■ EXERCISE:
Return the records that follow, matching each one exactly.

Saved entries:
====

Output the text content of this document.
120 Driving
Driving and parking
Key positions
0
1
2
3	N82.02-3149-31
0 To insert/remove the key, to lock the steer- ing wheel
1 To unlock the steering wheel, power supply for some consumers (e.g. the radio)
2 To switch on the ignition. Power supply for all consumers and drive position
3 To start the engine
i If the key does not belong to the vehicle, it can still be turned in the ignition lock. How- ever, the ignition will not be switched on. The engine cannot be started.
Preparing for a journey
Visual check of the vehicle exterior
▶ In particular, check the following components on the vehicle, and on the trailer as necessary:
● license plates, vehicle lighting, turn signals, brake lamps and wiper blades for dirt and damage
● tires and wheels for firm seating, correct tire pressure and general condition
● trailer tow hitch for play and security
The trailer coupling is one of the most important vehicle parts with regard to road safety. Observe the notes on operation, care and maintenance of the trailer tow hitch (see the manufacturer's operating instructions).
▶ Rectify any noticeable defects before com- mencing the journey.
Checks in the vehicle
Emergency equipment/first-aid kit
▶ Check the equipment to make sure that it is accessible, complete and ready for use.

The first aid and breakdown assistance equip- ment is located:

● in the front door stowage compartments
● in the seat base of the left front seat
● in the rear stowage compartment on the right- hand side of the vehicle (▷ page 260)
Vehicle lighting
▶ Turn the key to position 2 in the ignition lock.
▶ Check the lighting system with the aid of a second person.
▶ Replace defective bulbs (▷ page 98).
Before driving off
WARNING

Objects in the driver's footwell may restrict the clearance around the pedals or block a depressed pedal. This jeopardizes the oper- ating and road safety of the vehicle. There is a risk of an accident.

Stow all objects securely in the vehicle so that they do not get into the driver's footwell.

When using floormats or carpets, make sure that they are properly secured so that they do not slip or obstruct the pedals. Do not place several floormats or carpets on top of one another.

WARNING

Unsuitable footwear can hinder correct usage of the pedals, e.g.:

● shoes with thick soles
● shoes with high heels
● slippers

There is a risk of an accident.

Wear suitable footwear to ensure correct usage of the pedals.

====

■ ANSWER TO THIS EXERCISE:
Output the text content of this document.
120 Driving
Driving and parking
Key positions
0
1
2
3	N82.02-3149-31
0 To insert/remove the key, to lock the steer- ing wheel
1 To unlock the steering wheel, power supply for some consumers (e.g. the radio)
2 To switch on the ignition. Power supply for all consumers and drive position
3 To start the engine
i If the key does not belong to the vehicle, it can still be turned in the ignition lock. How- ever, the ignition will not be switched on. The engine cannot be started.
Preparing for a journey
Visual check of the vehicle exterior
▶ In particular, check the following components on the vehicle, and on the trailer as necessary:
● license plates, vehicle lighting, turn signals, brake lamps and wiper blades for dirt and damage
● tires and wheels for firm seating, correct tire pressure and general condition
● trailer tow hitch for play and security
The trailer coupling is one of the most important vehicle parts with regard to road safety. Observe the notes on operation, care and maintenance of the trailer tow hitch (see the manufacturer's operating instructions).
▶ Rectify any noticeable defects before com- mencing the journey.
Checks in the vehicle
Emergency equipment/first-aid kit
▶ Check the equipment to make sure that it is accessible, complete and ready for use.

The first aid and breakdown assistance equip- ment is located:

● in the front door stowage compartments
● in the seat base of the left front seat
● in the rear stowage compartment on the right- hand side of the vehicle (▷ page 260)
Vehicle lighting
▶ Turn the key to position 2 in the ignition lock.
▶ Check the lighting system with the aid of a second person.
▶ Replace defective bulbs (▷ page 98).
Before driving off
WARNING

Objects in the driver's footwell may restrict the clearance around the pedals or block a depressed pedal. This jeopardizes the oper- ating and road safety of the vehicle. There is a risk of an accident.

Stow all objects securely in the vehicle so that they do not get into the driver's footwell.

When using floormats or carpets, make sure that they are properly secured so that they do not slip or obstruct the pedals. Do not place several floormats or carpets on top of one another.

WARNING

Unsuitable footwear can hinder correct usage of the pedals, e.g.:

● shoes with thick soles
● shoes with high heels
● slippers

There is a risk of an accident.

Wear suitable footwear to ensure correct usage of the pedals.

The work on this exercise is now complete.